— What to produce —
In the listing below, find every line with the string "Storage" and pull it out.

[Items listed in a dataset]
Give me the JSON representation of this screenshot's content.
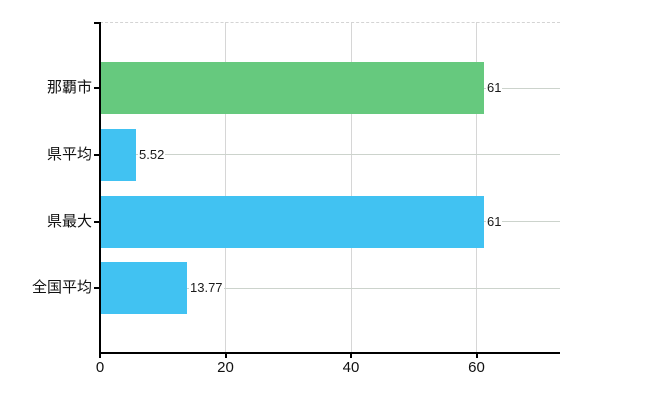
{
  "chart_data": {
    "type": "bar",
    "orientation": "horizontal",
    "categories": [
      "那覇市",
      "県平均",
      "県最大",
      "全国平均"
    ],
    "values": [
      61,
      5.52,
      61,
      13.77
    ],
    "value_labels": [
      "61",
      "5.52",
      "61",
      "13.77"
    ],
    "bar_colors": [
      "#66c97e",
      "#41c2f2",
      "#41c2f2",
      "#41c2f2"
    ],
    "x_ticks": [
      0,
      20,
      40,
      60
    ],
    "x_tick_labels": [
      "0",
      "20",
      "40",
      "60"
    ],
    "xlim": [
      0,
      73.3
    ],
    "grid": true,
    "legend": false,
    "background_color": "#ffffff",
    "axis_color": "#000000",
    "vertical_gridline_color": "#d6d6d6",
    "horizontal_gridline_color": "#ccd3cc",
    "top_border_style": "dashed",
    "text_color": "#111111"
  }
}
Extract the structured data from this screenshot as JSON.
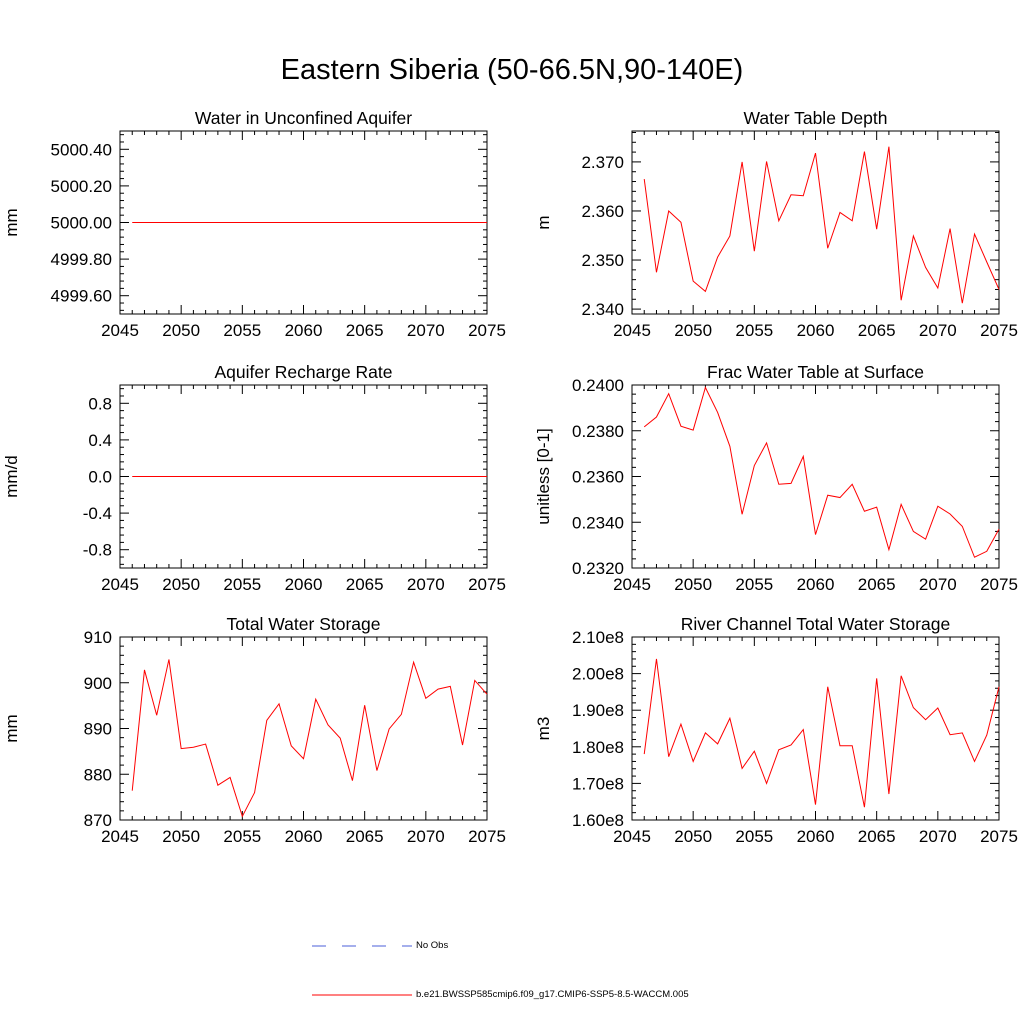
{
  "title": "Eastern Siberia (50-66.5N,90-140E)",
  "colors": {
    "model": "#ff0000",
    "obs": "#4b5fd8",
    "axis": "#000000"
  },
  "legend": [
    {
      "label": "No Obs",
      "style": "dashed",
      "color": "#4b5fd8"
    },
    {
      "label": "b.e21.BWSSP585cmip6.f09_g17.CMIP6-SSP5-8.5-WACCM.005",
      "style": "solid",
      "color": "#ff0000"
    }
  ],
  "chart_data": [
    {
      "type": "line",
      "title": "Water in Unconfined Aquifer",
      "ylabel": "mm",
      "xlim": [
        2045,
        2075
      ],
      "ylim": [
        4999.5,
        5000.5
      ],
      "xticks": [
        "2045",
        "2050",
        "2055",
        "2060",
        "2065",
        "2070",
        "2075"
      ],
      "yticks": [
        4999.6,
        4999.8,
        5000.0,
        5000.2,
        5000.4
      ],
      "ytick_labels": [
        "4999.60",
        "4999.80",
        "5000.00",
        "5000.20",
        "5000.40"
      ],
      "series": [
        {
          "x": [
            2046,
            2047,
            2048,
            2049,
            2050,
            2051,
            2052,
            2053,
            2054,
            2055,
            2056,
            2057,
            2058,
            2059,
            2060,
            2061,
            2062,
            2063,
            2064,
            2065,
            2066,
            2067,
            2068,
            2069,
            2070,
            2071,
            2072,
            2073,
            2074,
            2075
          ],
          "values": [
            5000,
            5000,
            5000,
            5000,
            5000,
            5000,
            5000,
            5000,
            5000,
            5000,
            5000,
            5000,
            5000,
            5000,
            5000,
            5000,
            5000,
            5000,
            5000,
            5000,
            5000,
            5000,
            5000,
            5000,
            5000,
            5000,
            5000,
            5000,
            5000,
            5000
          ]
        }
      ]
    },
    {
      "type": "line",
      "title": "Water Table Depth",
      "ylabel": "m",
      "xlim": [
        2045,
        2075
      ],
      "ylim": [
        2.339,
        2.3763
      ],
      "xticks": [
        "2045",
        "2050",
        "2055",
        "2060",
        "2065",
        "2070",
        "2075"
      ],
      "yticks": [
        2.34,
        2.35,
        2.36,
        2.37
      ],
      "ytick_labels": [
        "2.340",
        "2.350",
        "2.360",
        "2.370"
      ],
      "series": [
        {
          "x": [
            2046,
            2047,
            2048,
            2049,
            2050,
            2051,
            2052,
            2053,
            2054,
            2055,
            2056,
            2057,
            2058,
            2059,
            2060,
            2061,
            2062,
            2063,
            2064,
            2065,
            2066,
            2067,
            2068,
            2069,
            2070,
            2071,
            2072,
            2073,
            2074,
            2075
          ],
          "values": [
            2.3665,
            2.3475,
            2.36,
            2.3577,
            2.3457,
            2.3436,
            2.3506,
            2.3549,
            2.37,
            2.3518,
            2.3701,
            2.358,
            2.3633,
            2.3631,
            2.3718,
            2.3524,
            2.3597,
            2.358,
            2.3721,
            2.3563,
            2.3731,
            2.3418,
            2.3549,
            2.3485,
            2.3443,
            2.3564,
            2.3412,
            2.3553,
            2.3496,
            2.344
          ]
        }
      ]
    },
    {
      "type": "line",
      "title": "Aquifer Recharge Rate",
      "ylabel": "mm/d",
      "xlim": [
        2045,
        2075
      ],
      "ylim": [
        -1.0,
        1.0
      ],
      "xticks": [
        "2045",
        "2050",
        "2055",
        "2060",
        "2065",
        "2070",
        "2075"
      ],
      "yticks": [
        -0.8,
        -0.4,
        0.0,
        0.4,
        0.8
      ],
      "ytick_labels": [
        "-0.8",
        "-0.4",
        "0.0",
        "0.4",
        "0.8"
      ],
      "series": [
        {
          "x": [
            2046,
            2047,
            2048,
            2049,
            2050,
            2051,
            2052,
            2053,
            2054,
            2055,
            2056,
            2057,
            2058,
            2059,
            2060,
            2061,
            2062,
            2063,
            2064,
            2065,
            2066,
            2067,
            2068,
            2069,
            2070,
            2071,
            2072,
            2073,
            2074,
            2075
          ],
          "values": [
            0,
            0,
            0,
            0,
            0,
            0,
            0,
            0,
            0,
            0,
            0,
            0,
            0,
            0,
            0,
            0,
            0,
            0,
            0,
            0,
            0,
            0,
            0,
            0,
            0,
            0,
            0,
            0,
            0,
            0
          ]
        }
      ]
    },
    {
      "type": "line",
      "title": "Frac Water Table at Surface",
      "ylabel": "unitless [0-1]",
      "xlim": [
        2045,
        2075
      ],
      "ylim": [
        0.232,
        0.24
      ],
      "xticks": [
        "2045",
        "2050",
        "2055",
        "2060",
        "2065",
        "2070",
        "2075"
      ],
      "yticks": [
        0.232,
        0.234,
        0.236,
        0.238,
        0.24
      ],
      "ytick_labels": [
        "0.2320",
        "0.2340",
        "0.2360",
        "0.2380",
        "0.2400"
      ],
      "series": [
        {
          "x": [
            2046,
            2047,
            2048,
            2049,
            2050,
            2051,
            2052,
            2053,
            2054,
            2055,
            2056,
            2057,
            2058,
            2059,
            2060,
            2061,
            2062,
            2063,
            2064,
            2065,
            2066,
            2067,
            2068,
            2069,
            2070,
            2071,
            2072,
            2073,
            2074,
            2075
          ],
          "values": [
            0.23817,
            0.2386,
            0.23962,
            0.2382,
            0.23803,
            0.23989,
            0.2388,
            0.23732,
            0.23435,
            0.23648,
            0.23747,
            0.23566,
            0.2357,
            0.23688,
            0.23346,
            0.23518,
            0.23508,
            0.23566,
            0.23448,
            0.23466,
            0.2328,
            0.23478,
            0.2336,
            0.23326,
            0.2347,
            0.23436,
            0.23382,
            0.23247,
            0.23273,
            0.2337
          ]
        }
      ]
    },
    {
      "type": "line",
      "title": "Total Water Storage",
      "ylabel": "mm",
      "xlim": [
        2045,
        2075
      ],
      "ylim": [
        870,
        910
      ],
      "xticks": [
        "2045",
        "2050",
        "2055",
        "2060",
        "2065",
        "2070",
        "2075"
      ],
      "yticks": [
        870,
        880,
        890,
        900,
        910
      ],
      "ytick_labels": [
        "870",
        "880",
        "890",
        "900",
        "910"
      ],
      "series": [
        {
          "x": [
            2046,
            2047,
            2048,
            2049,
            2050,
            2051,
            2052,
            2053,
            2054,
            2055,
            2056,
            2057,
            2058,
            2059,
            2060,
            2061,
            2062,
            2063,
            2064,
            2065,
            2066,
            2067,
            2068,
            2069,
            2070,
            2071,
            2072,
            2073,
            2074,
            2075
          ],
          "values": [
            876.4,
            902.8,
            892.9,
            905.1,
            885.6,
            885.9,
            886.6,
            877.6,
            879.3,
            870.8,
            876.0,
            891.8,
            895.4,
            886.2,
            883.4,
            896.4,
            890.8,
            887.9,
            878.6,
            895.1,
            880.8,
            889.9,
            893.1,
            904.5,
            896.6,
            898.6,
            899.2,
            886.4,
            900.5,
            897.5
          ]
        }
      ]
    },
    {
      "type": "line",
      "title": "River Channel Total Water Storage",
      "ylabel": "m3",
      "xlim": [
        2045,
        2075
      ],
      "ylim": [
        160000000,
        210000000
      ],
      "xticks": [
        "2045",
        "2050",
        "2055",
        "2060",
        "2065",
        "2070",
        "2075"
      ],
      "yticks": [
        160000000,
        170000000,
        180000000,
        190000000,
        200000000,
        210000000
      ],
      "ytick_labels": [
        "1.60e8",
        "1.70e8",
        "1.80e8",
        "1.90e8",
        "2.00e8",
        "2.10e8"
      ],
      "series": [
        {
          "x": [
            2046,
            2047,
            2048,
            2049,
            2050,
            2051,
            2052,
            2053,
            2054,
            2055,
            2056,
            2057,
            2058,
            2059,
            2060,
            2061,
            2062,
            2063,
            2064,
            2065,
            2066,
            2067,
            2068,
            2069,
            2070,
            2071,
            2072,
            2073,
            2074,
            2075
          ],
          "values": [
            178000000,
            204000000,
            177300000,
            186200000,
            176000000,
            183800000,
            180800000,
            187800000,
            174100000,
            178800000,
            170000000,
            179200000,
            180500000,
            184700000,
            164200000,
            196400000,
            180300000,
            180300000,
            163500000,
            198700000,
            167100000,
            199400000,
            190700000,
            187400000,
            190600000,
            183300000,
            183800000,
            176000000,
            183200000,
            196400000
          ]
        }
      ]
    }
  ]
}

— In response —
      "title": "Total Water Storage",
      "title": "River Channel Total Water Storage",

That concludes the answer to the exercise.